-- MATERIAL TO PROCESS --
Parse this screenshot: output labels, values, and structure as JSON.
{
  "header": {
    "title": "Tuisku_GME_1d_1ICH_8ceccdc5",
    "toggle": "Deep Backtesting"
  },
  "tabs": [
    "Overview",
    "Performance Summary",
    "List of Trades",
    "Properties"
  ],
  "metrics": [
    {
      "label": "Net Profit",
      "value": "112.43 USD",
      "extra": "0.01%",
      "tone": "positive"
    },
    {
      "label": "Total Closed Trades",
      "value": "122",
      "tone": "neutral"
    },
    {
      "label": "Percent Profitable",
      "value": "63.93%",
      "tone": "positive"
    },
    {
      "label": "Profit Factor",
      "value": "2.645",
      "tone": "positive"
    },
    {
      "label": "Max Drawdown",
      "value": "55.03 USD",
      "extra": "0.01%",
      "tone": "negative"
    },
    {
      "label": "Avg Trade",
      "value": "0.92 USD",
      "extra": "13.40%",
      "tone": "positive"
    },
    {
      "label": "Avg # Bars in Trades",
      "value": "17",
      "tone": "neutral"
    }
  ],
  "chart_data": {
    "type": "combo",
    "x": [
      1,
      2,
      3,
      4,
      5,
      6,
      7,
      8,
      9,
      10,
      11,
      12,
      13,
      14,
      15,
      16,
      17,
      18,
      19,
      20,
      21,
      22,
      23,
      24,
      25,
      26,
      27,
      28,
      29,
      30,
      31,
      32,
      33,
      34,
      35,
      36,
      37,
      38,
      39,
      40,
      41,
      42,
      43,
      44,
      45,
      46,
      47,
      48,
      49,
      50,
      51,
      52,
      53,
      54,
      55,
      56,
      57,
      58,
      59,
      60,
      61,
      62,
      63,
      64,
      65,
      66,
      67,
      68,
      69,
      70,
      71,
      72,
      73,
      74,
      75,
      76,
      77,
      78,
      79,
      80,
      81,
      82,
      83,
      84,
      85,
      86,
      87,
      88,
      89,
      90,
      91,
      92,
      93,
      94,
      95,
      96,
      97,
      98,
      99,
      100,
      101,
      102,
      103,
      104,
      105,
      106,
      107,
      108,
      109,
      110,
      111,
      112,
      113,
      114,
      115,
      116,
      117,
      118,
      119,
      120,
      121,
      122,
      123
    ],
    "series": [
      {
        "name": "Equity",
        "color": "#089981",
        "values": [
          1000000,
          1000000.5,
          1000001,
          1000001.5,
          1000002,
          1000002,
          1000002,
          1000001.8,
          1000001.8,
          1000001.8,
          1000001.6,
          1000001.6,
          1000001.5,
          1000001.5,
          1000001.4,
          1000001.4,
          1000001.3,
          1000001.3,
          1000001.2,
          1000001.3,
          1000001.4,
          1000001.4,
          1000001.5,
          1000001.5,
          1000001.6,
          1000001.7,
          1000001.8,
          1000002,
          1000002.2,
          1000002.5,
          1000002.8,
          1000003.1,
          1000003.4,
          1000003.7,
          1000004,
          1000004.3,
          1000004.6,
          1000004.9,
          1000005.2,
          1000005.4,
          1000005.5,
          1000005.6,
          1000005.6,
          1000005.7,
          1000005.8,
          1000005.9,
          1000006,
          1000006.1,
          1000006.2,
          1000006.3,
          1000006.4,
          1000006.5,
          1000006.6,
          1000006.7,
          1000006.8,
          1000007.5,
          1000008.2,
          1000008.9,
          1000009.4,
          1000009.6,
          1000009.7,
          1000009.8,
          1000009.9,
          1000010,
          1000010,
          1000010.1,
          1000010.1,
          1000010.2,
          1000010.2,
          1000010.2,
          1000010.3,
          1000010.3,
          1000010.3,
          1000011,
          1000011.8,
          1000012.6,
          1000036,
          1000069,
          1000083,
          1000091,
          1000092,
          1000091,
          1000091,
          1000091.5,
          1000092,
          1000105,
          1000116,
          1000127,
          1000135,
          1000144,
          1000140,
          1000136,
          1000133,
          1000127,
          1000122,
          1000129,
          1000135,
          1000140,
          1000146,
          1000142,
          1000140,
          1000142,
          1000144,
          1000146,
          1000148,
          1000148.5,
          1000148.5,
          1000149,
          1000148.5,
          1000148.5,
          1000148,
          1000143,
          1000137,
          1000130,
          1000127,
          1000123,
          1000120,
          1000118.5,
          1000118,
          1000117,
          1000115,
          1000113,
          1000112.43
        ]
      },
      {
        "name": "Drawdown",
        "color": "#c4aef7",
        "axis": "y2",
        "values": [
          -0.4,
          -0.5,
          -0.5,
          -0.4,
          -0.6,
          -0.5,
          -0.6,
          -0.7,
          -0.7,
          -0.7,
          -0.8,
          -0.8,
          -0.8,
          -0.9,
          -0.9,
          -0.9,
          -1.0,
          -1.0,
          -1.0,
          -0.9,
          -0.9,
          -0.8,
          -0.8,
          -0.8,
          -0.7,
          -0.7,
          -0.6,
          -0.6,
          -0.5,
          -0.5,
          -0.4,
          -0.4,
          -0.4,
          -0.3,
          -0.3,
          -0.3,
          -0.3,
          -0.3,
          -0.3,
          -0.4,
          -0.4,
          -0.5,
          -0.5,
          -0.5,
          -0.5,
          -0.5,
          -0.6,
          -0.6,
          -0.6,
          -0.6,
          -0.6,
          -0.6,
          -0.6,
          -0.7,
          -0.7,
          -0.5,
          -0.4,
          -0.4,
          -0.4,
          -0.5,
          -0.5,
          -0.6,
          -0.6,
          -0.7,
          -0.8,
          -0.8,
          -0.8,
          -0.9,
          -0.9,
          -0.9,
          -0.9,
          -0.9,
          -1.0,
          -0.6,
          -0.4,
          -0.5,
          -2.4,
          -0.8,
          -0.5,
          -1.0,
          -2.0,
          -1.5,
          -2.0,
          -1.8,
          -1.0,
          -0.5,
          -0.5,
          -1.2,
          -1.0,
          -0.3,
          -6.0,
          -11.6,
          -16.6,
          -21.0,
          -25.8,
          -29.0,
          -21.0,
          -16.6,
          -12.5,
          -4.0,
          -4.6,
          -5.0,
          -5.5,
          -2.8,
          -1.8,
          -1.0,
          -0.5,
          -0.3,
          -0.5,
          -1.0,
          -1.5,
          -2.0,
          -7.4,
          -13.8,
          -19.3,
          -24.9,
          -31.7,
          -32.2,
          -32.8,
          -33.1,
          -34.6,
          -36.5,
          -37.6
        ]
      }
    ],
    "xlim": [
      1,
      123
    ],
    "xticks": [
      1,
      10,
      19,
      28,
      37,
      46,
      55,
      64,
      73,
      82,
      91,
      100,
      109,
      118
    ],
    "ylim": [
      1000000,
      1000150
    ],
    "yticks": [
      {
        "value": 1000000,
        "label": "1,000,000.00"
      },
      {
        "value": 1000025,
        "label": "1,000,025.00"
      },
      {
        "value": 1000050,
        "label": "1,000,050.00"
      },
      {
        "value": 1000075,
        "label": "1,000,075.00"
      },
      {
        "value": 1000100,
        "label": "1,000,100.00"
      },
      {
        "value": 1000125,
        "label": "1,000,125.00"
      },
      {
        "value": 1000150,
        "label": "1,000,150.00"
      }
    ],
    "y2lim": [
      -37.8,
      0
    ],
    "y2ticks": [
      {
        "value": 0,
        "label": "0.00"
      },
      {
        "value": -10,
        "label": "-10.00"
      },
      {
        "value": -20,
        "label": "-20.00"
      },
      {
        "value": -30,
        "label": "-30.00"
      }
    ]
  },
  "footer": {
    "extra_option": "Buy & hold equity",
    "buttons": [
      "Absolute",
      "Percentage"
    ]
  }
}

-- WRITTEN INSTRUCTION --
Extract the full set of entries word for word.

-- SOLUTION TO THE PROBLEM --
Parse this screenshot: output labels, values, and structure as JSON.
{
  "header": {
    "title": "Tuisku_GME_1d_1ICH_8ceccdc5",
    "toggle": "Deep Backtesting"
  },
  "tabs": [
    "Overview",
    "Performance Summary",
    "List of Trades",
    "Properties"
  ],
  "metrics": [
    {
      "label": "Net Profit",
      "value": "112.43 USD",
      "extra": "0.01%",
      "tone": "positive"
    },
    {
      "label": "Total Closed Trades",
      "value": "122",
      "tone": "neutral"
    },
    {
      "label": "Percent Profitable",
      "value": "63.93%",
      "tone": "positive"
    },
    {
      "label": "Profit Factor",
      "value": "2.645",
      "tone": "positive"
    },
    {
      "label": "Max Drawdown",
      "value": "55.03 USD",
      "extra": "0.01%",
      "tone": "negative"
    },
    {
      "label": "Avg Trade",
      "value": "0.92 USD",
      "extra": "13.40%",
      "tone": "positive"
    },
    {
      "label": "Avg # Bars in Trades",
      "value": "17",
      "tone": "neutral"
    }
  ],
  "chart_data": {
    "type": "combo",
    "x": [
      1,
      2,
      3,
      4,
      5,
      6,
      7,
      8,
      9,
      10,
      11,
      12,
      13,
      14,
      15,
      16,
      17,
      18,
      19,
      20,
      21,
      22,
      23,
      24,
      25,
      26,
      27,
      28,
      29,
      30,
      31,
      32,
      33,
      34,
      35,
      36,
      37,
      38,
      39,
      40,
      41,
      42,
      43,
      44,
      45,
      46,
      47,
      48,
      49,
      50,
      51,
      52,
      53,
      54,
      55,
      56,
      57,
      58,
      59,
      60,
      61,
      62,
      63,
      64,
      65,
      66,
      67,
      68,
      69,
      70,
      71,
      72,
      73,
      74,
      75,
      76,
      77,
      78,
      79,
      80,
      81,
      82,
      83,
      84,
      85,
      86,
      87,
      88,
      89,
      90,
      91,
      92,
      93,
      94,
      95,
      96,
      97,
      98,
      99,
      100,
      101,
      102,
      103,
      104,
      105,
      106,
      107,
      108,
      109,
      110,
      111,
      112,
      113,
      114,
      115,
      116,
      117,
      118,
      119,
      120,
      121,
      122,
      123
    ],
    "series": [
      {
        "name": "Equity",
        "color": "#089981",
        "values": [
          1000000,
          1000000.5,
          1000001,
          1000001.5,
          1000002,
          1000002,
          1000002,
          1000001.8,
          1000001.8,
          1000001.8,
          1000001.6,
          1000001.6,
          1000001.5,
          1000001.5,
          1000001.4,
          1000001.4,
          1000001.3,
          1000001.3,
          1000001.2,
          1000001.3,
          1000001.4,
          1000001.4,
          1000001.5,
          1000001.5,
          1000001.6,
          1000001.7,
          1000001.8,
          1000002,
          1000002.2,
          1000002.5,
          1000002.8,
          1000003.1,
          1000003.4,
          1000003.7,
          1000004,
          1000004.3,
          1000004.6,
          1000004.9,
          1000005.2,
          1000005.4,
          1000005.5,
          1000005.6,
          1000005.6,
          1000005.7,
          1000005.8,
          1000005.9,
          1000006,
          1000006.1,
          1000006.2,
          1000006.3,
          1000006.4,
          1000006.5,
          1000006.6,
          1000006.7,
          1000006.8,
          1000007.5,
          1000008.2,
          1000008.9,
          1000009.4,
          1000009.6,
          1000009.7,
          1000009.8,
          1000009.9,
          1000010,
          1000010,
          1000010.1,
          1000010.1,
          1000010.2,
          1000010.2,
          1000010.2,
          1000010.3,
          1000010.3,
          1000010.3,
          1000011,
          1000011.8,
          1000012.6,
          1000036,
          1000069,
          1000083,
          1000091,
          1000092,
          1000091,
          1000091,
          1000091.5,
          1000092,
          1000105,
          1000116,
          1000127,
          1000135,
          1000144,
          1000140,
          1000136,
          1000133,
          1000127,
          1000122,
          1000129,
          1000135,
          1000140,
          1000146,
          1000142,
          1000140,
          1000142,
          1000144,
          1000146,
          1000148,
          1000148.5,
          1000148.5,
          1000149,
          1000148.5,
          1000148.5,
          1000148,
          1000143,
          1000137,
          1000130,
          1000127,
          1000123,
          1000120,
          1000118.5,
          1000118,
          1000117,
          1000115,
          1000113,
          1000112.43
        ]
      },
      {
        "name": "Drawdown",
        "color": "#c4aef7",
        "axis": "y2",
        "values": [
          -0.4,
          -0.5,
          -0.5,
          -0.4,
          -0.6,
          -0.5,
          -0.6,
          -0.7,
          -0.7,
          -0.7,
          -0.8,
          -0.8,
          -0.8,
          -0.9,
          -0.9,
          -0.9,
          -1.0,
          -1.0,
          -1.0,
          -0.9,
          -0.9,
          -0.8,
          -0.8,
          -0.8,
          -0.7,
          -0.7,
          -0.6,
          -0.6,
          -0.5,
          -0.5,
          -0.4,
          -0.4,
          -0.4,
          -0.3,
          -0.3,
          -0.3,
          -0.3,
          -0.3,
          -0.3,
          -0.4,
          -0.4,
          -0.5,
          -0.5,
          -0.5,
          -0.5,
          -0.5,
          -0.6,
          -0.6,
          -0.6,
          -0.6,
          -0.6,
          -0.6,
          -0.6,
          -0.7,
          -0.7,
          -0.5,
          -0.4,
          -0.4,
          -0.4,
          -0.5,
          -0.5,
          -0.6,
          -0.6,
          -0.7,
          -0.8,
          -0.8,
          -0.8,
          -0.9,
          -0.9,
          -0.9,
          -0.9,
          -0.9,
          -1.0,
          -0.6,
          -0.4,
          -0.5,
          -2.4,
          -0.8,
          -0.5,
          -1.0,
          -2.0,
          -1.5,
          -2.0,
          -1.8,
          -1.0,
          -0.5,
          -0.5,
          -1.2,
          -1.0,
          -0.3,
          -6.0,
          -11.6,
          -16.6,
          -21.0,
          -25.8,
          -29.0,
          -21.0,
          -16.6,
          -12.5,
          -4.0,
          -4.6,
          -5.0,
          -5.5,
          -2.8,
          -1.8,
          -1.0,
          -0.5,
          -0.3,
          -0.5,
          -1.0,
          -1.5,
          -2.0,
          -7.4,
          -13.8,
          -19.3,
          -24.9,
          -31.7,
          -32.2,
          -32.8,
          -33.1,
          -34.6,
          -36.5,
          -37.6
        ]
      }
    ],
    "xlim": [
      1,
      123
    ],
    "xticks": [
      1,
      10,
      19,
      28,
      37,
      46,
      55,
      64,
      73,
      82,
      91,
      100,
      109,
      118
    ],
    "ylim": [
      1000000,
      1000150
    ],
    "yticks": [
      {
        "value": 1000000,
        "label": "1,000,000.00"
      },
      {
        "value": 1000025,
        "label": "1,000,025.00"
      },
      {
        "value": 1000050,
        "label": "1,000,050.00"
      },
      {
        "value": 1000075,
        "label": "1,000,075.00"
      },
      {
        "value": 1000100,
        "label": "1,000,100.00"
      },
      {
        "value": 1000125,
        "label": "1,000,125.00"
      },
      {
        "value": 1000150,
        "label": "1,000,150.00"
      }
    ],
    "y2lim": [
      -37.8,
      0
    ],
    "y2ticks": [
      {
        "value": 0,
        "label": "0.00"
      },
      {
        "value": -10,
        "label": "-10.00"
      },
      {
        "value": -20,
        "label": "-20.00"
      },
      {
        "value": -30,
        "label": "-30.00"
      }
    ]
  },
  "footer": {
    "extra_option": "Buy & hold equity",
    "buttons": [
      "Absolute",
      "Percentage"
    ]
  }
}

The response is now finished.